TO BE DONE - Find every line below that contains the word "سیاسی" and copy it out.

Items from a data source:
[start]

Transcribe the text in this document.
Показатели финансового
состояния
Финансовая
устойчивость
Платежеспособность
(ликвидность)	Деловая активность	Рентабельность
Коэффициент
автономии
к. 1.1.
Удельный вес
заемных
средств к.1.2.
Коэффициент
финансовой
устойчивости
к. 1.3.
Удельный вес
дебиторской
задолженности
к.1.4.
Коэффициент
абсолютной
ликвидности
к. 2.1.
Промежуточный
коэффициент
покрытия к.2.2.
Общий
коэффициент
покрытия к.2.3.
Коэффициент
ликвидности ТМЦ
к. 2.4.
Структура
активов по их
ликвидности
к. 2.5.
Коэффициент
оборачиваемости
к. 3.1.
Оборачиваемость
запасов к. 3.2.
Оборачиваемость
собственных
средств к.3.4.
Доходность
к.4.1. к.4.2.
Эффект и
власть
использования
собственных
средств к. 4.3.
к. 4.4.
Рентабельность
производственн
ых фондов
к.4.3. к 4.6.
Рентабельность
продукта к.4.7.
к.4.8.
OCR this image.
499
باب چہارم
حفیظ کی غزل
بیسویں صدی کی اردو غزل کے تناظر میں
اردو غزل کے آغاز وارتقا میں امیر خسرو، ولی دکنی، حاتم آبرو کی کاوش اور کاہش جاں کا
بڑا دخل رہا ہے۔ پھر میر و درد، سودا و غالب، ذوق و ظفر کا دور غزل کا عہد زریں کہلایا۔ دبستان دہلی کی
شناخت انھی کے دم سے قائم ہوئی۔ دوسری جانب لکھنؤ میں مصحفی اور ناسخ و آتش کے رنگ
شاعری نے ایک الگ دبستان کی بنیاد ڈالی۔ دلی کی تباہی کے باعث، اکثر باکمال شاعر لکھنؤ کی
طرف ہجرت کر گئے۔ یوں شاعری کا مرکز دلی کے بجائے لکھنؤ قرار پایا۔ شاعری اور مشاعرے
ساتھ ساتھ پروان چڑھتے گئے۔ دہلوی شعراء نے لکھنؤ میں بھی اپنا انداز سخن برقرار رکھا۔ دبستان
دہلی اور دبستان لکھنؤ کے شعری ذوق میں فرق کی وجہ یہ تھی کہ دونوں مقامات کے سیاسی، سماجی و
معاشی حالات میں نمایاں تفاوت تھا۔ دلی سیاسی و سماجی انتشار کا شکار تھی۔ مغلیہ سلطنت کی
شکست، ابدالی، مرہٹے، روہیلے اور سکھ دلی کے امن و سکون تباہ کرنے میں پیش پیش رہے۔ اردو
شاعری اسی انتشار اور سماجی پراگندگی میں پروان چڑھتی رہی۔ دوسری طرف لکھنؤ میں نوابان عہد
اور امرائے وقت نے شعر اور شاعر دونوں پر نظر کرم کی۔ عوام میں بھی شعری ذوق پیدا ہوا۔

[end]

SOLUTION TO THE EXERCISE -
دہلی اور دبستان لکھنؤ کے شعری ذوق میں فرق کی وجہ یہ تھی کہ دونوں مقامات کے سیاسی، سماجی و
معاشی حالات میں نمایاں تفاوت تھا۔ دلی سیاسی و سماجی انتشار کا شکار تھی۔ مغلیہ سلطنت کی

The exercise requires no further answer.